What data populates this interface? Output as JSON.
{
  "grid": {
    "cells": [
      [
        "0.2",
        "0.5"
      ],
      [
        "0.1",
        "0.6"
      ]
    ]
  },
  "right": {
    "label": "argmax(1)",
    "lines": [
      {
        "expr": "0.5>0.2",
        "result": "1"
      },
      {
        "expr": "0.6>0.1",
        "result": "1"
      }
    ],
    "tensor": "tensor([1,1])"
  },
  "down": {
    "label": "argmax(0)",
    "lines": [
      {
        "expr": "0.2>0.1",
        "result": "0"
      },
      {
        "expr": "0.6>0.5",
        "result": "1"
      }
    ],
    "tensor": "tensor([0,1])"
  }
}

*SHORT TASK*: Find every line that has "expr" in it, then return those lines.

*FINAL RESULT*:
        "expr": "0.5>0.2",
        "expr": "0.6>0.1",
        "expr": "0.2>0.1",
        "expr": "0.6>0.5",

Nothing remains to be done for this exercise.